### EXERCISE MATERIAL

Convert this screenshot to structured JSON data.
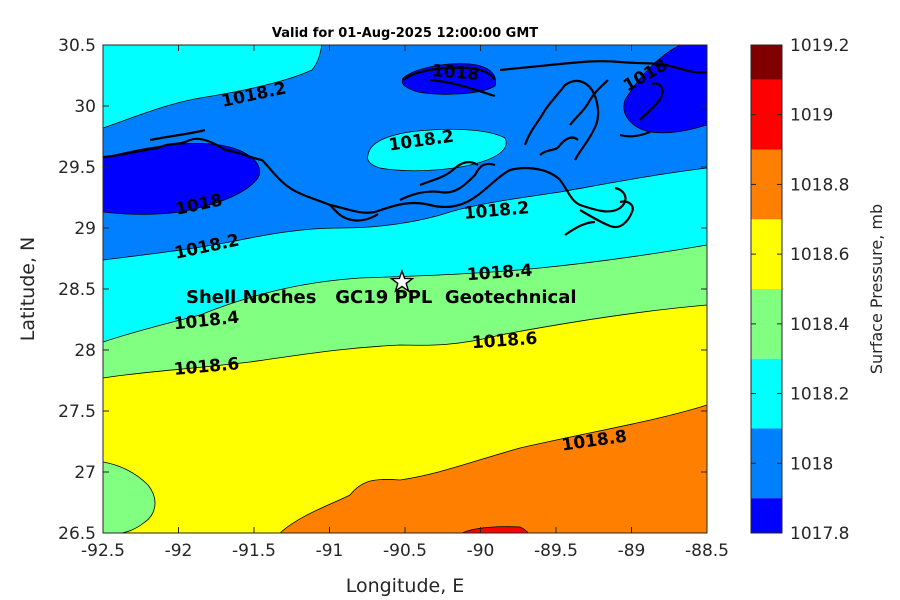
{
  "chart_data": {
    "type": "contour-map",
    "title": "Valid for 01-Aug-2025 12:00:00 GMT",
    "xlabel": "Longitude, E",
    "ylabel": "Latitude, N",
    "xlim": [
      -92.5,
      -88.5
    ],
    "ylim": [
      26.5,
      30.5
    ],
    "x_ticks": [
      "-92.5",
      "-92",
      "-91.5",
      "-91",
      "-90.5",
      "-90",
      "-89.5",
      "-89",
      "-88.5"
    ],
    "y_ticks": [
      "30.5",
      "30",
      "29.5",
      "29",
      "28.5",
      "28",
      "27.5",
      "27",
      "26.5"
    ],
    "colorbar": {
      "label": "Surface Pressure, mb",
      "ticks": [
        "1019.2",
        "1019",
        "1018.8",
        "1018.6",
        "1018.4",
        "1018.2",
        "1018",
        "1017.8"
      ],
      "levels": [
        {
          "from": 1017.8,
          "to": 1017.9,
          "color": "#0000ff"
        },
        {
          "from": 1017.9,
          "to": 1018.1,
          "color": "#0080ff"
        },
        {
          "from": 1018.1,
          "to": 1018.3,
          "color": "#00ffff"
        },
        {
          "from": 1018.3,
          "to": 1018.5,
          "color": "#80ff80"
        },
        {
          "from": 1018.5,
          "to": 1018.7,
          "color": "#ffff00"
        },
        {
          "from": 1018.7,
          "to": 1018.9,
          "color": "#ff8000"
        },
        {
          "from": 1018.9,
          "to": 1019.1,
          "color": "#ff0000"
        },
        {
          "from": 1019.1,
          "to": 1019.2,
          "color": "#800000"
        }
      ]
    },
    "contour_labels": [
      {
        "text": "1018.2",
        "lon": -91.85,
        "lat": 30.03,
        "angle": -12
      },
      {
        "text": "1018",
        "lon": -90.4,
        "lat": 30.25,
        "angle": 5
      },
      {
        "text": "1018",
        "lon": -88.95,
        "lat": 30.22,
        "angle": -30
      },
      {
        "text": "1018.2",
        "lon": -90.35,
        "lat": 29.67,
        "angle": -8
      },
      {
        "text": "1018",
        "lon": -92.0,
        "lat": 29.15,
        "angle": -12
      },
      {
        "text": "1018.2",
        "lon": -89.9,
        "lat": 29.1,
        "angle": -5
      },
      {
        "text": "1018.2",
        "lon": -91.95,
        "lat": 28.84,
        "angle": -12
      },
      {
        "text": "1018.4",
        "lon": -89.9,
        "lat": 28.58,
        "angle": -4
      },
      {
        "text": "1018.4",
        "lon": -92.15,
        "lat": 28.2,
        "angle": -6
      },
      {
        "text": "1018.6",
        "lon": -89.75,
        "lat": 28.05,
        "angle": -4
      },
      {
        "text": "1018.6",
        "lon": -92.05,
        "lat": 27.85,
        "angle": -5
      },
      {
        "text": "1018.8",
        "lon": -89.25,
        "lat": 27.19,
        "angle": -8
      }
    ],
    "site": {
      "name": "Shell Noches   GC19 PPL  Geotechnical",
      "lon": -90.53,
      "lat": 28.57,
      "marker": "star"
    }
  }
}
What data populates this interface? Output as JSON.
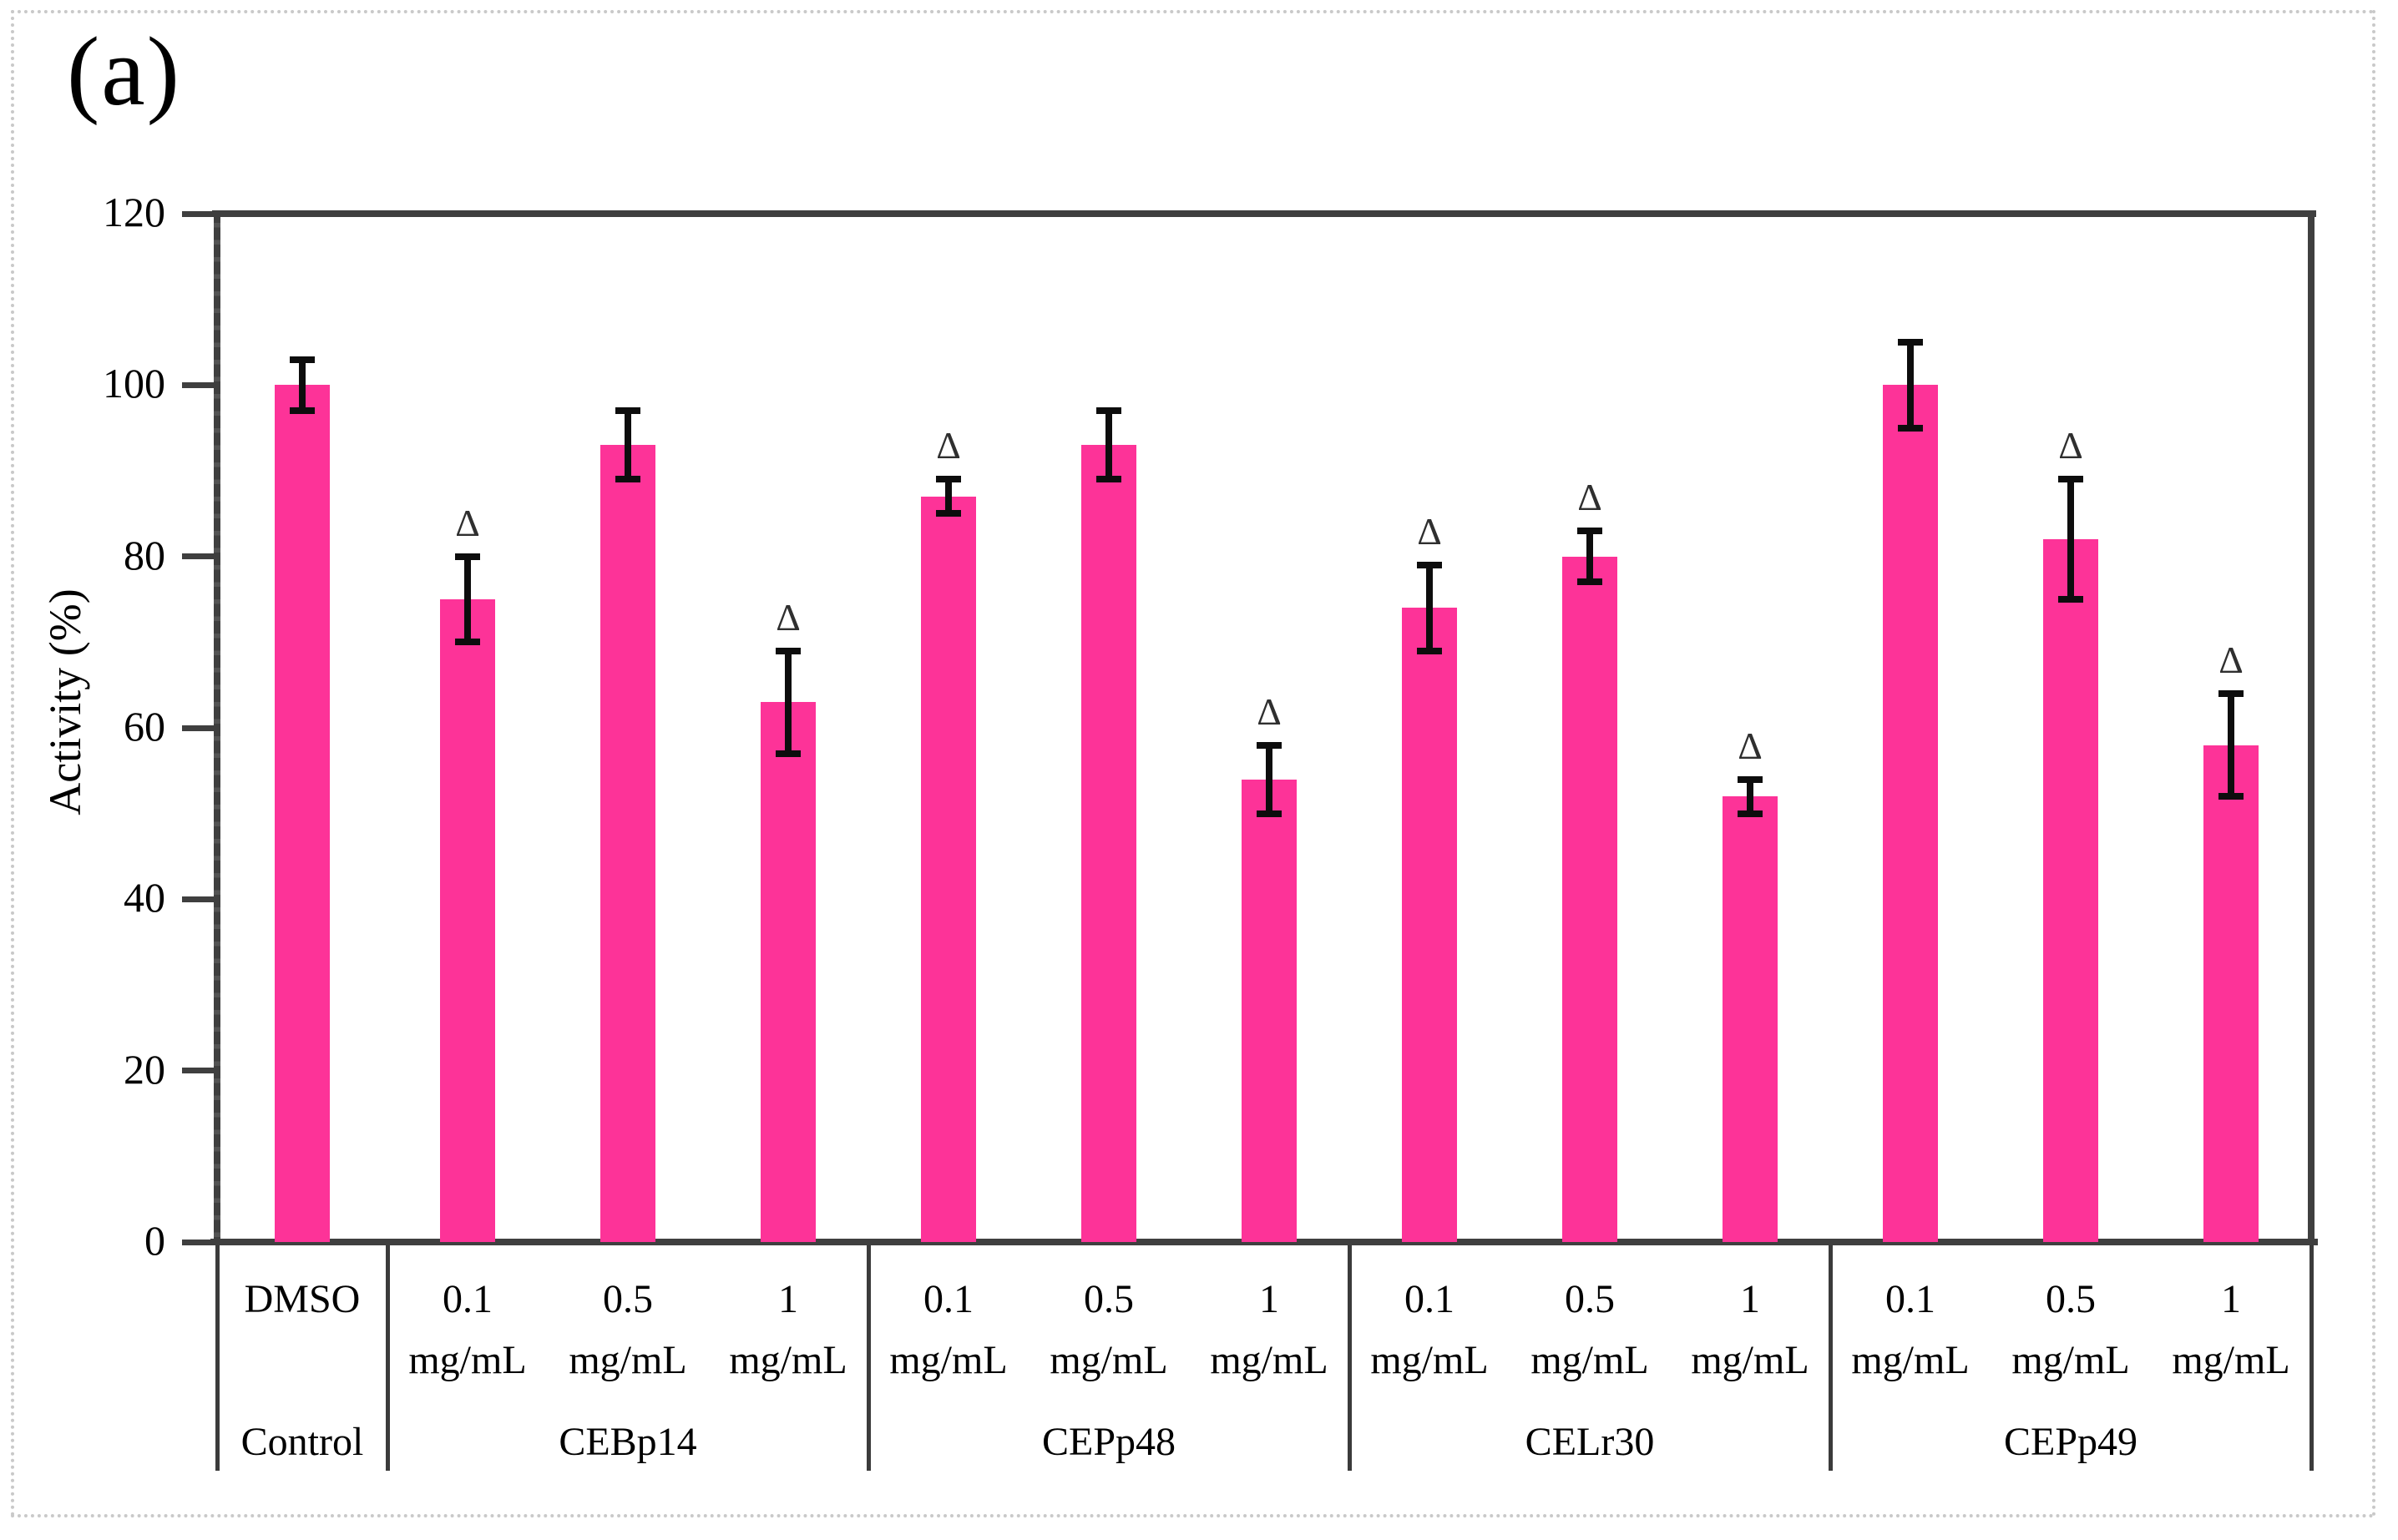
{
  "figure": {
    "panel_label": "(a)",
    "background_color": "#ffffff",
    "border_color": "#c9c9c9"
  },
  "y_axis": {
    "title": "Activity (%)",
    "min": 0,
    "max": 120,
    "tick_step": 20,
    "tick_labels": [
      "0",
      "20",
      "40",
      "60",
      "80",
      "100",
      "120"
    ]
  },
  "x_axis": {
    "unit_label": "mg/mL",
    "group_labels": [
      "Control",
      "CEBp14",
      "CEPp48",
      "CELr30",
      "CEPp49"
    ]
  },
  "chart_data": {
    "type": "bar",
    "title": "(a)",
    "xlabel": "",
    "ylabel": "Activity (%)",
    "ylim": [
      0,
      120
    ],
    "yticks": [
      0,
      20,
      40,
      60,
      80,
      100,
      120
    ],
    "grid": false,
    "legend": false,
    "bar_color": "#fd3398",
    "error_bar_color": "#0d0d0d",
    "axis_color": "#3f3f3f",
    "significance_marker": "Δ",
    "groups": [
      {
        "name": "Control",
        "bars": [
          {
            "label": "DMSO",
            "label_line2": "",
            "value": 100,
            "error": 3,
            "significant": false
          }
        ]
      },
      {
        "name": "CEBp14",
        "bars": [
          {
            "label": "0.1",
            "label_line2": "mg/mL",
            "value": 75,
            "error": 5,
            "significant": true
          },
          {
            "label": "0.5",
            "label_line2": "mg/mL",
            "value": 93,
            "error": 4,
            "significant": false
          },
          {
            "label": "1",
            "label_line2": "mg/mL",
            "value": 63,
            "error": 6,
            "significant": true
          }
        ]
      },
      {
        "name": "CEPp48",
        "bars": [
          {
            "label": "0.1",
            "label_line2": "mg/mL",
            "value": 87,
            "error": 2,
            "significant": true
          },
          {
            "label": "0.5",
            "label_line2": "mg/mL",
            "value": 93,
            "error": 4,
            "significant": false
          },
          {
            "label": "1",
            "label_line2": "mg/mL",
            "value": 54,
            "error": 4,
            "significant": true
          }
        ]
      },
      {
        "name": "CELr30",
        "bars": [
          {
            "label": "0.1",
            "label_line2": "mg/mL",
            "value": 74,
            "error": 5,
            "significant": true
          },
          {
            "label": "0.5",
            "label_line2": "mg/mL",
            "value": 80,
            "error": 3,
            "significant": true
          },
          {
            "label": "1",
            "label_line2": "mg/mL",
            "value": 52,
            "error": 2,
            "significant": true
          }
        ]
      },
      {
        "name": "CEPp49",
        "bars": [
          {
            "label": "0.1",
            "label_line2": "mg/mL",
            "value": 100,
            "error": 5,
            "significant": false
          },
          {
            "label": "0.5",
            "label_line2": "mg/mL",
            "value": 82,
            "error": 7,
            "significant": true
          },
          {
            "label": "1",
            "label_line2": "mg/mL",
            "value": 58,
            "error": 6,
            "significant": true
          }
        ]
      }
    ]
  }
}
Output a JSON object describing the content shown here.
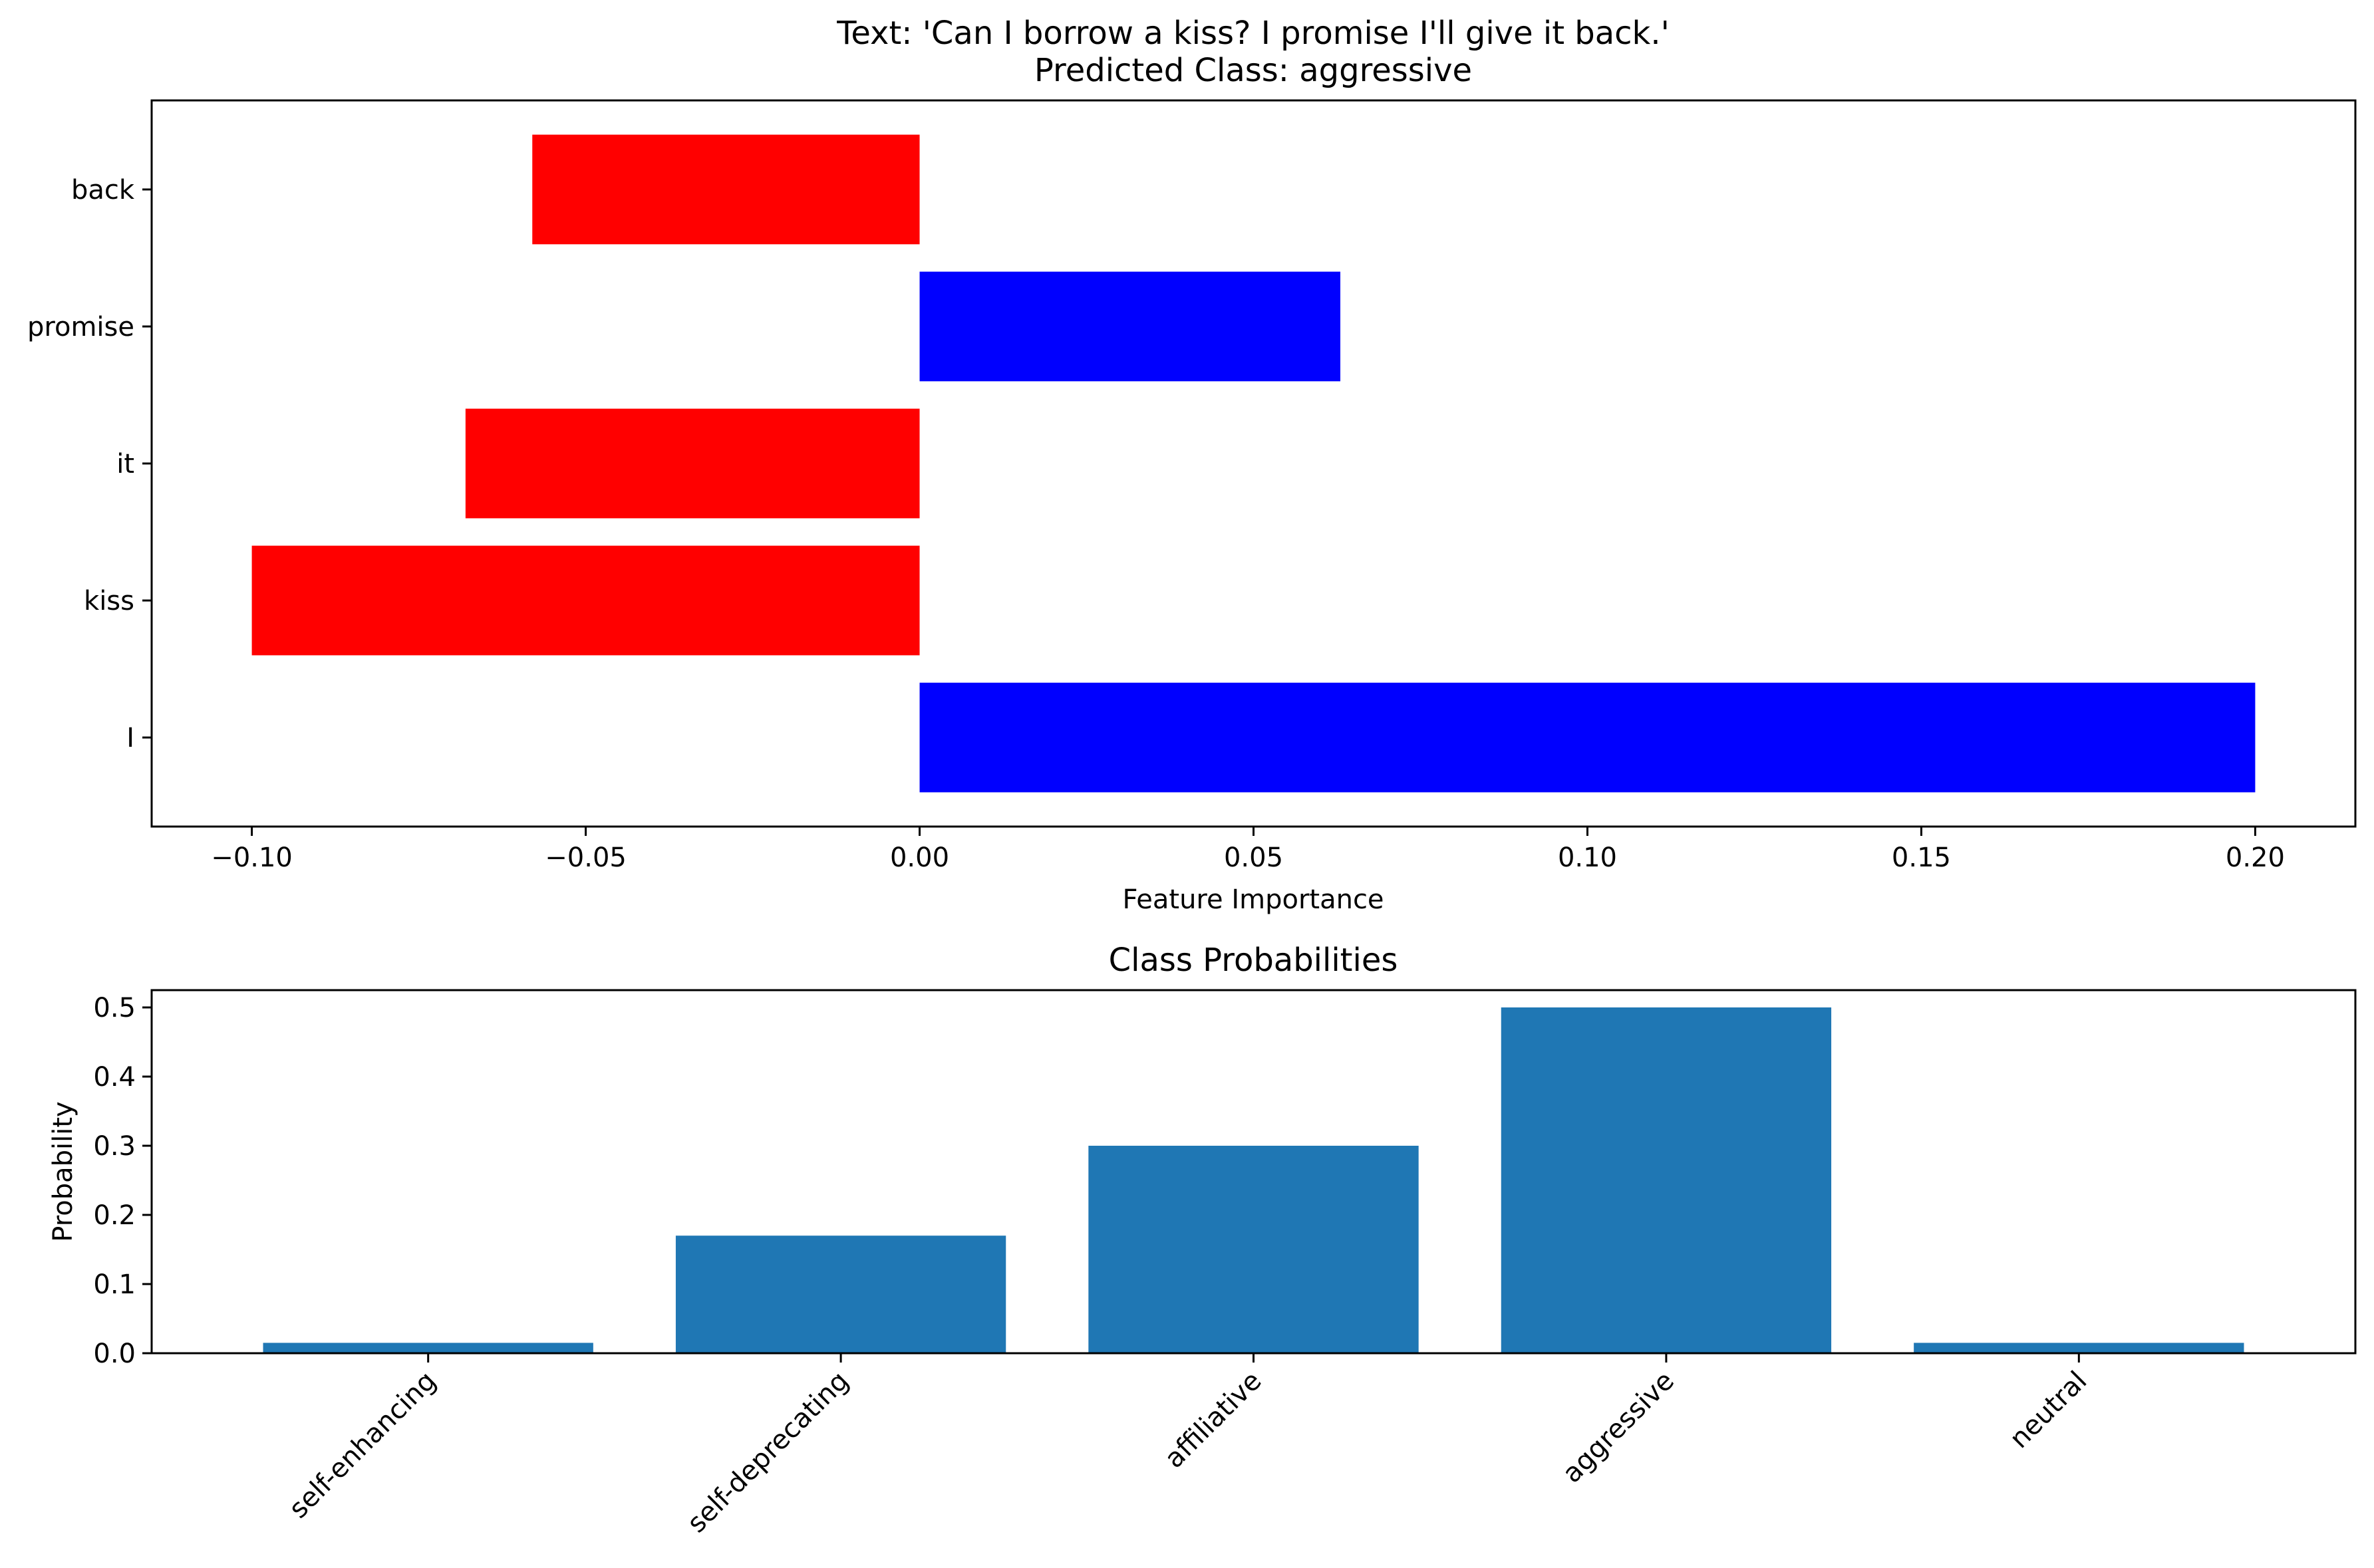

######

#### PROBLEM DETAILS:
Every line that holds the string "title" should be returned.

#### EXERCISE RESULT:
    "title": "Valid for 01-Aug-2025 12:00:00 GMT",
    "title": "Activity (%)",
    "title": "(a)",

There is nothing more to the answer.